# Start of MATERIAL SHOWN

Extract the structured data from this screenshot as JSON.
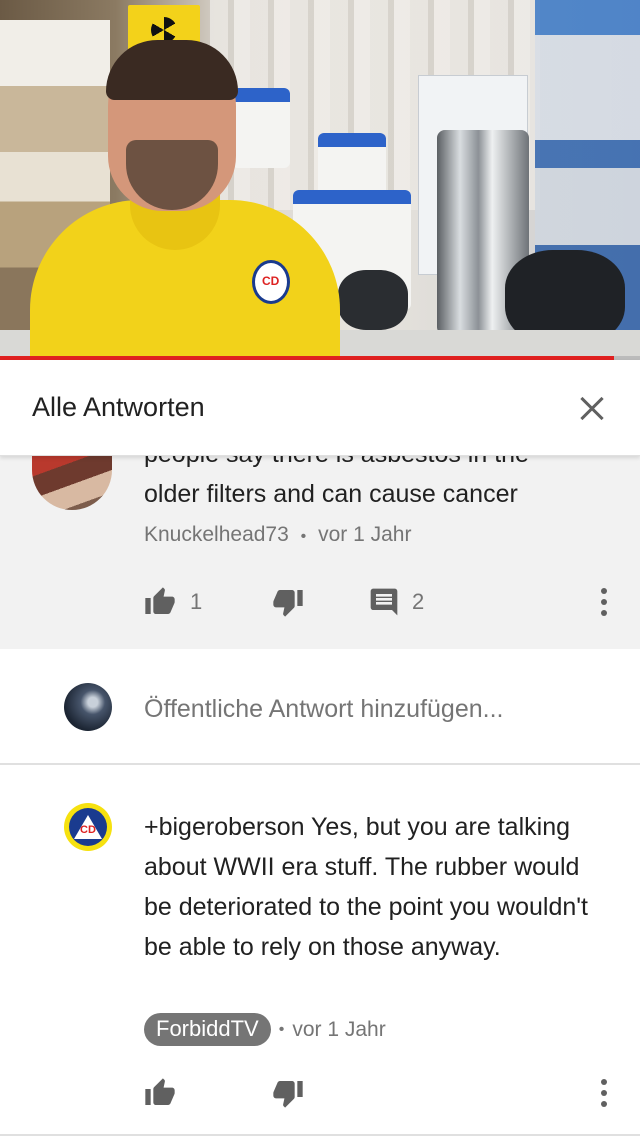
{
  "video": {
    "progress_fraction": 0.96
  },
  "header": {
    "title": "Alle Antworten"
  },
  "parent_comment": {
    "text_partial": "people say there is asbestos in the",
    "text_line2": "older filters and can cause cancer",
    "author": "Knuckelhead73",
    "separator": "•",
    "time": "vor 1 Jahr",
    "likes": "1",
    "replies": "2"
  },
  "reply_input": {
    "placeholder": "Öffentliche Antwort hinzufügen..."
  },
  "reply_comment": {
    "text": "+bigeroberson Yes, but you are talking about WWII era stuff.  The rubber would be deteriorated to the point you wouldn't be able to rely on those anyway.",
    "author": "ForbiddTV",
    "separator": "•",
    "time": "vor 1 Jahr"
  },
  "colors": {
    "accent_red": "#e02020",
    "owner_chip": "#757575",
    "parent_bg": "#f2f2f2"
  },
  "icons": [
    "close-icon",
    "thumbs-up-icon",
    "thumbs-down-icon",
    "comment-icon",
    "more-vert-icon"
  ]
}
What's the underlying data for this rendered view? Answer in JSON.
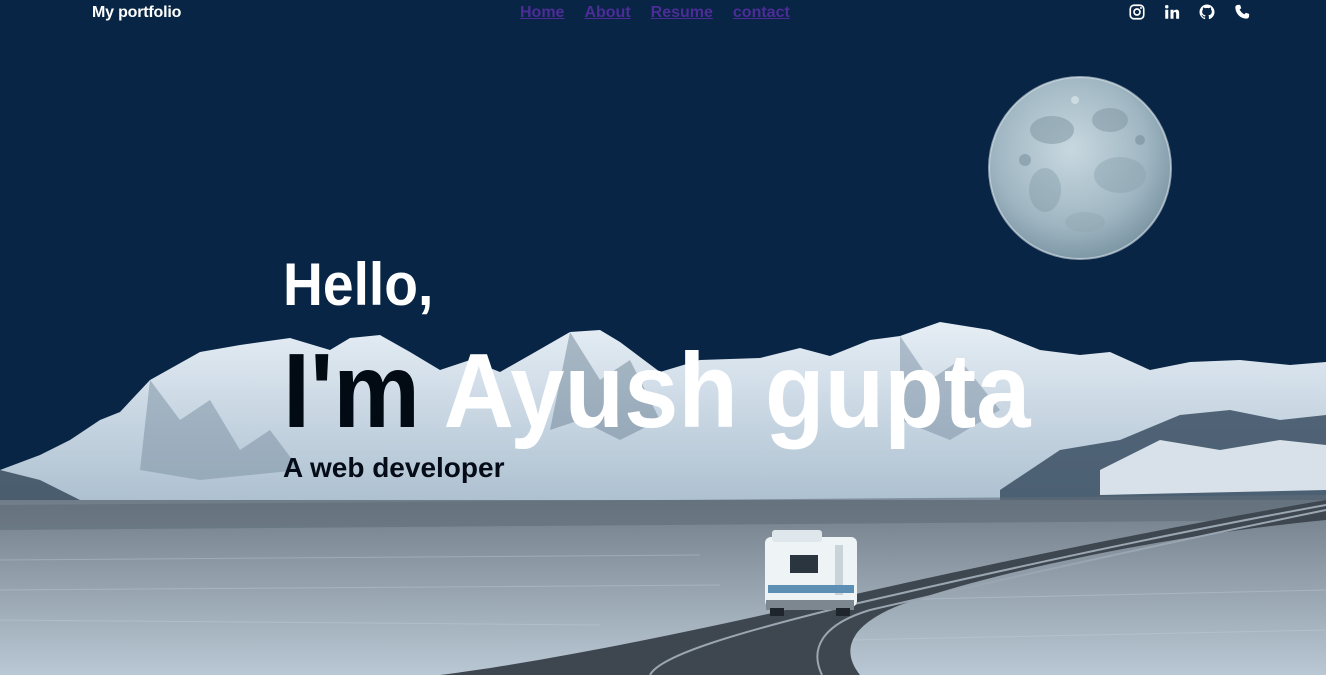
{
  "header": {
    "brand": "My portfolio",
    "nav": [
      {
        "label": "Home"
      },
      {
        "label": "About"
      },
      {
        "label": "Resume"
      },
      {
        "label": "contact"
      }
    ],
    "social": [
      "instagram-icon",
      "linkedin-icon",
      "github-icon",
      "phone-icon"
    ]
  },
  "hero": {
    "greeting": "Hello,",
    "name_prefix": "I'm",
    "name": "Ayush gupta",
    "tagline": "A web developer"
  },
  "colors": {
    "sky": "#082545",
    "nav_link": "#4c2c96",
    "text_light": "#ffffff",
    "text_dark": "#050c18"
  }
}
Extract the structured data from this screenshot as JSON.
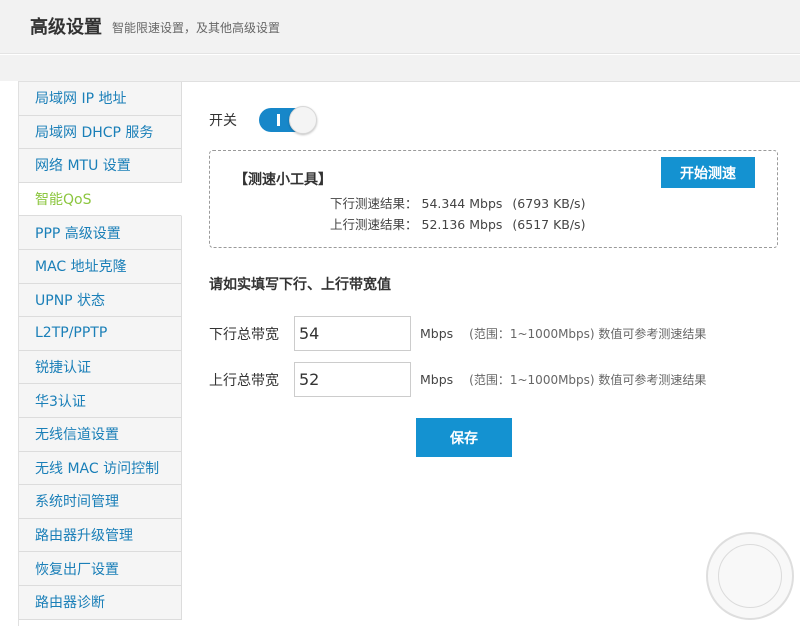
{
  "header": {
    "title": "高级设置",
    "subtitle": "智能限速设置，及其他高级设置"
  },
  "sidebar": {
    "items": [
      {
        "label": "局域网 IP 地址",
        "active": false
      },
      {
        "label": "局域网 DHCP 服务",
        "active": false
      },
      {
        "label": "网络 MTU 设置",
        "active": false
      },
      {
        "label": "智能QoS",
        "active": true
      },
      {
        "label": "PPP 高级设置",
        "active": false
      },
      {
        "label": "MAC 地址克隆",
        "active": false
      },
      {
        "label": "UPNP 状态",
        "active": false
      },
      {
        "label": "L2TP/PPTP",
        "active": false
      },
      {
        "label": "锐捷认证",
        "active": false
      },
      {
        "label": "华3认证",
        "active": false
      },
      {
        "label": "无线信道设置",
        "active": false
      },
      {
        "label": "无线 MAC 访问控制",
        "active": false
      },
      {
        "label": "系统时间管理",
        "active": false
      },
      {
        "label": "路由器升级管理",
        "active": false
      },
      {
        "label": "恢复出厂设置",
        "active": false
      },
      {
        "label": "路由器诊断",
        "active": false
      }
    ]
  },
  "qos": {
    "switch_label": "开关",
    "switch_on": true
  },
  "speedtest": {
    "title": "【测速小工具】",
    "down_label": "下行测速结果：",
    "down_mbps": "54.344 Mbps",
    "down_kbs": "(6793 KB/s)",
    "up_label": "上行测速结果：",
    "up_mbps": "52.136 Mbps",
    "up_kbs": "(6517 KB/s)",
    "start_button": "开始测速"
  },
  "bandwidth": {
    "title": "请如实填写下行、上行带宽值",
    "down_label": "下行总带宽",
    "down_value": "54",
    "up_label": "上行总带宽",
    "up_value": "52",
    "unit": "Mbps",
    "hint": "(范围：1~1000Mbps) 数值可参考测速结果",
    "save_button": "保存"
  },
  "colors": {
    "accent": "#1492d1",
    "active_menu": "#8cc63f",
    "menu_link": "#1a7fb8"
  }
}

# End of MATERIAL SHOWN

GIVEN EXERCISE>
Your task is an exact transcription of all the data, minus the pictures.

EXERCISE ANSWER>
Extract the structured data from this screenshot as JSON.
{
  "video": {
    "progress_fraction": 0.96
  },
  "header": {
    "title": "Alle Antworten"
  },
  "parent_comment": {
    "text_partial": "people say there is asbestos in the",
    "text_line2": "older filters and can cause cancer",
    "author": "Knuckelhead73",
    "separator": "•",
    "time": "vor 1 Jahr",
    "likes": "1",
    "replies": "2"
  },
  "reply_input": {
    "placeholder": "Öffentliche Antwort hinzufügen..."
  },
  "reply_comment": {
    "text": "+bigeroberson Yes, but you are talking about WWII era stuff.  The rubber would be deteriorated to the point you wouldn't be able to rely on those anyway.",
    "author": "ForbiddTV",
    "separator": "•",
    "time": "vor 1 Jahr"
  },
  "colors": {
    "accent_red": "#e02020",
    "owner_chip": "#757575",
    "parent_bg": "#f2f2f2"
  },
  "icons": [
    "close-icon",
    "thumbs-up-icon",
    "thumbs-down-icon",
    "comment-icon",
    "more-vert-icon"
  ]
}
What's the underlying data for this rendered view? Answer in JSON.
{
  "header": {
    "brand": "My portfolio",
    "nav": [
      {
        "label": "Home"
      },
      {
        "label": "About"
      },
      {
        "label": "Resume"
      },
      {
        "label": "contact"
      }
    ],
    "social": [
      "instagram-icon",
      "linkedin-icon",
      "github-icon",
      "phone-icon"
    ]
  },
  "hero": {
    "greeting": "Hello,",
    "name_prefix": "I'm",
    "name": "Ayush gupta",
    "tagline": "A web developer"
  },
  "colors": {
    "sky": "#082545",
    "nav_link": "#4c2c96",
    "text_light": "#ffffff",
    "text_dark": "#050c18"
  }
}
Extract the structured data from this screenshot as JSON.
{
  "header": {
    "title": "高级设置",
    "subtitle": "智能限速设置，及其他高级设置"
  },
  "sidebar": {
    "items": [
      {
        "label": "局域网 IP 地址",
        "active": false
      },
      {
        "label": "局域网 DHCP 服务",
        "active": false
      },
      {
        "label": "网络 MTU 设置",
        "active": false
      },
      {
        "label": "智能QoS",
        "active": true
      },
      {
        "label": "PPP 高级设置",
        "active": false
      },
      {
        "label": "MAC 地址克隆",
        "active": false
      },
      {
        "label": "UPNP 状态",
        "active": false
      },
      {
        "label": "L2TP/PPTP",
        "active": false
      },
      {
        "label": "锐捷认证",
        "active": false
      },
      {
        "label": "华3认证",
        "active": false
      },
      {
        "label": "无线信道设置",
        "active": false
      },
      {
        "label": "无线 MAC 访问控制",
        "active": false
      },
      {
        "label": "系统时间管理",
        "active": false
      },
      {
        "label": "路由器升级管理",
        "active": false
      },
      {
        "label": "恢复出厂设置",
        "active": false
      },
      {
        "label": "路由器诊断",
        "active": false
      }
    ]
  },
  "qos": {
    "switch_label": "开关",
    "switch_on": true
  },
  "speedtest": {
    "title": "【测速小工具】",
    "down_label": "下行测速结果：",
    "down_mbps": "54.344 Mbps",
    "down_kbs": "(6793 KB/s)",
    "up_label": "上行测速结果：",
    "up_mbps": "52.136 Mbps",
    "up_kbs": "(6517 KB/s)",
    "start_button": "开始测速"
  },
  "bandwidth": {
    "title": "请如实填写下行、上行带宽值",
    "down_label": "下行总带宽",
    "down_value": "54",
    "up_label": "上行总带宽",
    "up_value": "52",
    "unit": "Mbps",
    "hint": "(范围：1~1000Mbps) 数值可参考测速结果",
    "save_button": "保存"
  },
  "colors": {
    "accent": "#1492d1",
    "active_menu": "#8cc63f",
    "menu_link": "#1a7fb8"
  }
}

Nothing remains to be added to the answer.